TASK REQUIREMENTS: Write out all the data again, exactly as it stands.

[Source records]
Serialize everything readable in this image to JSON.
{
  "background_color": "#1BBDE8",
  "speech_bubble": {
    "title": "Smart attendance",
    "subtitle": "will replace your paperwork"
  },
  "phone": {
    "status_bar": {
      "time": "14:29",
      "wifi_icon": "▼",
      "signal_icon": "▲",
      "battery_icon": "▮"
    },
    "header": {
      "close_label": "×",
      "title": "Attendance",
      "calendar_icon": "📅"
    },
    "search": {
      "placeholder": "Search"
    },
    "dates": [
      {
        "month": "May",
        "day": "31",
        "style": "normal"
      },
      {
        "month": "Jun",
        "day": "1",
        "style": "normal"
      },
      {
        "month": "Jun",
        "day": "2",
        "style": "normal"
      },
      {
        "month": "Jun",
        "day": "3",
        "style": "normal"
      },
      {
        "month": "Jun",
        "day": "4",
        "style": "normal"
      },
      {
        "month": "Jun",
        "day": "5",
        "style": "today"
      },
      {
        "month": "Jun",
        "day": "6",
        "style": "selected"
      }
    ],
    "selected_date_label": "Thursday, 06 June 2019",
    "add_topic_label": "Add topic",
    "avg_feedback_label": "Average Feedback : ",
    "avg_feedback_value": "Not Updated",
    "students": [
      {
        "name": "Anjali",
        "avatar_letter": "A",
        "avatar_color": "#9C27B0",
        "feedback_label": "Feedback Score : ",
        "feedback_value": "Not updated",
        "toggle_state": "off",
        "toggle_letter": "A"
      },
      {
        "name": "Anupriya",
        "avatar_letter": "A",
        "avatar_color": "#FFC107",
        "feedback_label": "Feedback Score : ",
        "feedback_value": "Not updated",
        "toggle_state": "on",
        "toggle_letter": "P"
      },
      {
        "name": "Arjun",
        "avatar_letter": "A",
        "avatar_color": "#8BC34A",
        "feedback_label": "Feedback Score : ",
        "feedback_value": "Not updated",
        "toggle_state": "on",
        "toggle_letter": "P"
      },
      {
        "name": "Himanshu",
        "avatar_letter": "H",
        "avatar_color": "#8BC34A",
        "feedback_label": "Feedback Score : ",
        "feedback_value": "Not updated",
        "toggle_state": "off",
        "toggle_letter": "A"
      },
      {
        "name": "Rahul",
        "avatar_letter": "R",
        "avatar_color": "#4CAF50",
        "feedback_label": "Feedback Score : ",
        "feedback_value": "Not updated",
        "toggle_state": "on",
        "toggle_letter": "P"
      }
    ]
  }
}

SOLUTION TO THE EXERCISE:
Serialize everything readable in this image to JSON.
{
  "background_color": "#1BBDE8",
  "speech_bubble": {
    "title": "Smart attendance",
    "subtitle": "will replace your paperwork"
  },
  "phone": {
    "status_bar": {
      "time": "14:29",
      "wifi_icon": "▼",
      "signal_icon": "▲",
      "battery_icon": "▮"
    },
    "header": {
      "close_label": "×",
      "title": "Attendance",
      "calendar_icon": "📅"
    },
    "search": {
      "placeholder": "Search"
    },
    "dates": [
      {
        "month": "May",
        "day": "31",
        "style": "normal"
      },
      {
        "month": "Jun",
        "day": "1",
        "style": "normal"
      },
      {
        "month": "Jun",
        "day": "2",
        "style": "normal"
      },
      {
        "month": "Jun",
        "day": "3",
        "style": "normal"
      },
      {
        "month": "Jun",
        "day": "4",
        "style": "normal"
      },
      {
        "month": "Jun",
        "day": "5",
        "style": "today"
      },
      {
        "month": "Jun",
        "day": "6",
        "style": "selected"
      }
    ],
    "selected_date_label": "Thursday, 06 June 2019",
    "add_topic_label": "Add topic",
    "avg_feedback_label": "Average Feedback : ",
    "avg_feedback_value": "Not Updated",
    "students": [
      {
        "name": "Anjali",
        "avatar_letter": "A",
        "avatar_color": "#9C27B0",
        "feedback_label": "Feedback Score : ",
        "feedback_value": "Not updated",
        "toggle_state": "off",
        "toggle_letter": "A"
      },
      {
        "name": "Anupriya",
        "avatar_letter": "A",
        "avatar_color": "#FFC107",
        "feedback_label": "Feedback Score : ",
        "feedback_value": "Not updated",
        "toggle_state": "on",
        "toggle_letter": "P"
      },
      {
        "name": "Arjun",
        "avatar_letter": "A",
        "avatar_color": "#8BC34A",
        "feedback_label": "Feedback Score : ",
        "feedback_value": "Not updated",
        "toggle_state": "on",
        "toggle_letter": "P"
      },
      {
        "name": "Himanshu",
        "avatar_letter": "H",
        "avatar_color": "#8BC34A",
        "feedback_label": "Feedback Score : ",
        "feedback_value": "Not updated",
        "toggle_state": "off",
        "toggle_letter": "A"
      },
      {
        "name": "Rahul",
        "avatar_letter": "R",
        "avatar_color": "#4CAF50",
        "feedback_label": "Feedback Score : ",
        "feedback_value": "Not updated",
        "toggle_state": "on",
        "toggle_letter": "P"
      }
    ]
  }
}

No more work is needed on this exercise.